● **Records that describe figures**
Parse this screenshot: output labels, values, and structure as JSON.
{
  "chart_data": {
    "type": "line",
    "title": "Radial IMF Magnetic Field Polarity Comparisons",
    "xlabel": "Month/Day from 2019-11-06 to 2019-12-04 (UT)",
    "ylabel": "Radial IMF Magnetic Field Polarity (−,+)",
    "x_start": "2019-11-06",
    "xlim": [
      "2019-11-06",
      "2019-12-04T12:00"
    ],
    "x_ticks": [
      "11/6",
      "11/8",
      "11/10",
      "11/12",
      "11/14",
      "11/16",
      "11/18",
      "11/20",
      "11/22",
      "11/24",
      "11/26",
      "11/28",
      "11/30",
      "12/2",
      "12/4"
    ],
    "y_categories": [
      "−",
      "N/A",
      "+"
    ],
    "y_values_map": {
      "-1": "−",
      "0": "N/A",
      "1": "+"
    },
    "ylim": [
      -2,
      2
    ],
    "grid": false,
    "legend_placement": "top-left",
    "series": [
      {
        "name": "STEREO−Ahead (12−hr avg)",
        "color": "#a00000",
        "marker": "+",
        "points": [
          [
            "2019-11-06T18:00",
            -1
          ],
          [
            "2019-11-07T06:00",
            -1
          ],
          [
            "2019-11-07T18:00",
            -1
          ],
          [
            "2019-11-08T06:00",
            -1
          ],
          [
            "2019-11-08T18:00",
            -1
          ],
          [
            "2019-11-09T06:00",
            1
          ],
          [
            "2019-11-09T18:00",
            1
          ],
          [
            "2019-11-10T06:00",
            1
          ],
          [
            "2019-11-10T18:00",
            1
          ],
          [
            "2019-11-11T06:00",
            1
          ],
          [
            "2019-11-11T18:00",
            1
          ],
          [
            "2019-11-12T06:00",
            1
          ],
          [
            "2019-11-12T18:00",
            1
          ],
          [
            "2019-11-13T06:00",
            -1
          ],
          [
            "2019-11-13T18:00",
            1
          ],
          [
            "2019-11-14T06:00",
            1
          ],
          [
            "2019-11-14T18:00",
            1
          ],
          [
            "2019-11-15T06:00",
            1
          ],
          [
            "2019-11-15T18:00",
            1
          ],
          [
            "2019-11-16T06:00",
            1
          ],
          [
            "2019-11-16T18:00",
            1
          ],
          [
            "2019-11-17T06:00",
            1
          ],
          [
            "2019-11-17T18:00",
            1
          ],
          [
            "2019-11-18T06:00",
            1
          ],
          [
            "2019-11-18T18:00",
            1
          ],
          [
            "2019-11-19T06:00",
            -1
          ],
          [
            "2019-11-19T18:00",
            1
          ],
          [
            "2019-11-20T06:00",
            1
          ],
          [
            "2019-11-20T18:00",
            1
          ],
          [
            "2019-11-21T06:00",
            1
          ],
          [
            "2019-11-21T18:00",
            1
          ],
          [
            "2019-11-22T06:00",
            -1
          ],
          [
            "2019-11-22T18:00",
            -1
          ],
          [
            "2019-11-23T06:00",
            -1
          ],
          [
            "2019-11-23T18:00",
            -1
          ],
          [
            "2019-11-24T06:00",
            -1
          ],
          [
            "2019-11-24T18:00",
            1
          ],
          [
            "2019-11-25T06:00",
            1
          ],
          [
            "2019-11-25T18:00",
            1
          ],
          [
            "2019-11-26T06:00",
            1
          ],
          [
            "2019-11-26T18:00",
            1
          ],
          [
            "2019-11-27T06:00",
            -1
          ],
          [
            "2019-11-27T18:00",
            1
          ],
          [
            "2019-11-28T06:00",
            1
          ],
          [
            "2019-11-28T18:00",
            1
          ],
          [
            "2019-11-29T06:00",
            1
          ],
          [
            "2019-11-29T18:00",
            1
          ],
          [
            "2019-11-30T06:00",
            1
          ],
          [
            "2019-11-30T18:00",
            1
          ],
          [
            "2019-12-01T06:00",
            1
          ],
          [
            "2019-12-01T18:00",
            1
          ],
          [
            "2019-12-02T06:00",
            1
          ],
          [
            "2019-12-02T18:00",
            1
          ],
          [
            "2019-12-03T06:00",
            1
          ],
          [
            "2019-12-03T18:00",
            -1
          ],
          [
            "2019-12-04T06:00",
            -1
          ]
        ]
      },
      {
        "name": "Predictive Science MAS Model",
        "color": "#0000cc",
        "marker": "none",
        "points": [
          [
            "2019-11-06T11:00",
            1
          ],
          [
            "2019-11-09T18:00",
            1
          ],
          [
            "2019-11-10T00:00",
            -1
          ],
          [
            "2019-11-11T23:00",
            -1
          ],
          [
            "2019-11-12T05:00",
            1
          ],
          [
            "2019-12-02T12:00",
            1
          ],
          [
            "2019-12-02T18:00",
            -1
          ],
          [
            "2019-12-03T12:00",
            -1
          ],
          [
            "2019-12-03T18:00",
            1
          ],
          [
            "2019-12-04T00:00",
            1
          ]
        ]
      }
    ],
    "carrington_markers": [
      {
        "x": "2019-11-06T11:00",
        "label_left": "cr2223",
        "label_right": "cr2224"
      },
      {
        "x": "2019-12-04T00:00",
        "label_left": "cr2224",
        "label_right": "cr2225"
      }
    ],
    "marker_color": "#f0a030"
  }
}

● **Short exercise**
Extract the full listing above without altering anything.

● **Exercise result**
Parse this screenshot: output labels, values, and structure as JSON.
{
  "chart_data": {
    "type": "line",
    "title": "Radial IMF Magnetic Field Polarity Comparisons",
    "xlabel": "Month/Day from 2019-11-06 to 2019-12-04 (UT)",
    "ylabel": "Radial IMF Magnetic Field Polarity (−,+)",
    "x_start": "2019-11-06",
    "xlim": [
      "2019-11-06",
      "2019-12-04T12:00"
    ],
    "x_ticks": [
      "11/6",
      "11/8",
      "11/10",
      "11/12",
      "11/14",
      "11/16",
      "11/18",
      "11/20",
      "11/22",
      "11/24",
      "11/26",
      "11/28",
      "11/30",
      "12/2",
      "12/4"
    ],
    "y_categories": [
      "−",
      "N/A",
      "+"
    ],
    "y_values_map": {
      "-1": "−",
      "0": "N/A",
      "1": "+"
    },
    "ylim": [
      -2,
      2
    ],
    "grid": false,
    "legend_placement": "top-left",
    "series": [
      {
        "name": "STEREO−Ahead (12−hr avg)",
        "color": "#a00000",
        "marker": "+",
        "points": [
          [
            "2019-11-06T18:00",
            -1
          ],
          [
            "2019-11-07T06:00",
            -1
          ],
          [
            "2019-11-07T18:00",
            -1
          ],
          [
            "2019-11-08T06:00",
            -1
          ],
          [
            "2019-11-08T18:00",
            -1
          ],
          [
            "2019-11-09T06:00",
            1
          ],
          [
            "2019-11-09T18:00",
            1
          ],
          [
            "2019-11-10T06:00",
            1
          ],
          [
            "2019-11-10T18:00",
            1
          ],
          [
            "2019-11-11T06:00",
            1
          ],
          [
            "2019-11-11T18:00",
            1
          ],
          [
            "2019-11-12T06:00",
            1
          ],
          [
            "2019-11-12T18:00",
            1
          ],
          [
            "2019-11-13T06:00",
            -1
          ],
          [
            "2019-11-13T18:00",
            1
          ],
          [
            "2019-11-14T06:00",
            1
          ],
          [
            "2019-11-14T18:00",
            1
          ],
          [
            "2019-11-15T06:00",
            1
          ],
          [
            "2019-11-15T18:00",
            1
          ],
          [
            "2019-11-16T06:00",
            1
          ],
          [
            "2019-11-16T18:00",
            1
          ],
          [
            "2019-11-17T06:00",
            1
          ],
          [
            "2019-11-17T18:00",
            1
          ],
          [
            "2019-11-18T06:00",
            1
          ],
          [
            "2019-11-18T18:00",
            1
          ],
          [
            "2019-11-19T06:00",
            -1
          ],
          [
            "2019-11-19T18:00",
            1
          ],
          [
            "2019-11-20T06:00",
            1
          ],
          [
            "2019-11-20T18:00",
            1
          ],
          [
            "2019-11-21T06:00",
            1
          ],
          [
            "2019-11-21T18:00",
            1
          ],
          [
            "2019-11-22T06:00",
            -1
          ],
          [
            "2019-11-22T18:00",
            -1
          ],
          [
            "2019-11-23T06:00",
            -1
          ],
          [
            "2019-11-23T18:00",
            -1
          ],
          [
            "2019-11-24T06:00",
            -1
          ],
          [
            "2019-11-24T18:00",
            1
          ],
          [
            "2019-11-25T06:00",
            1
          ],
          [
            "2019-11-25T18:00",
            1
          ],
          [
            "2019-11-26T06:00",
            1
          ],
          [
            "2019-11-26T18:00",
            1
          ],
          [
            "2019-11-27T06:00",
            -1
          ],
          [
            "2019-11-27T18:00",
            1
          ],
          [
            "2019-11-28T06:00",
            1
          ],
          [
            "2019-11-28T18:00",
            1
          ],
          [
            "2019-11-29T06:00",
            1
          ],
          [
            "2019-11-29T18:00",
            1
          ],
          [
            "2019-11-30T06:00",
            1
          ],
          [
            "2019-11-30T18:00",
            1
          ],
          [
            "2019-12-01T06:00",
            1
          ],
          [
            "2019-12-01T18:00",
            1
          ],
          [
            "2019-12-02T06:00",
            1
          ],
          [
            "2019-12-02T18:00",
            1
          ],
          [
            "2019-12-03T06:00",
            1
          ],
          [
            "2019-12-03T18:00",
            -1
          ],
          [
            "2019-12-04T06:00",
            -1
          ]
        ]
      },
      {
        "name": "Predictive Science MAS Model",
        "color": "#0000cc",
        "marker": "none",
        "points": [
          [
            "2019-11-06T11:00",
            1
          ],
          [
            "2019-11-09T18:00",
            1
          ],
          [
            "2019-11-10T00:00",
            -1
          ],
          [
            "2019-11-11T23:00",
            -1
          ],
          [
            "2019-11-12T05:00",
            1
          ],
          [
            "2019-12-02T12:00",
            1
          ],
          [
            "2019-12-02T18:00",
            -1
          ],
          [
            "2019-12-03T12:00",
            -1
          ],
          [
            "2019-12-03T18:00",
            1
          ],
          [
            "2019-12-04T00:00",
            1
          ]
        ]
      }
    ],
    "carrington_markers": [
      {
        "x": "2019-11-06T11:00",
        "label_left": "cr2223",
        "label_right": "cr2224"
      },
      {
        "x": "2019-12-04T00:00",
        "label_left": "cr2224",
        "label_right": "cr2225"
      }
    ],
    "marker_color": "#f0a030"
  }
}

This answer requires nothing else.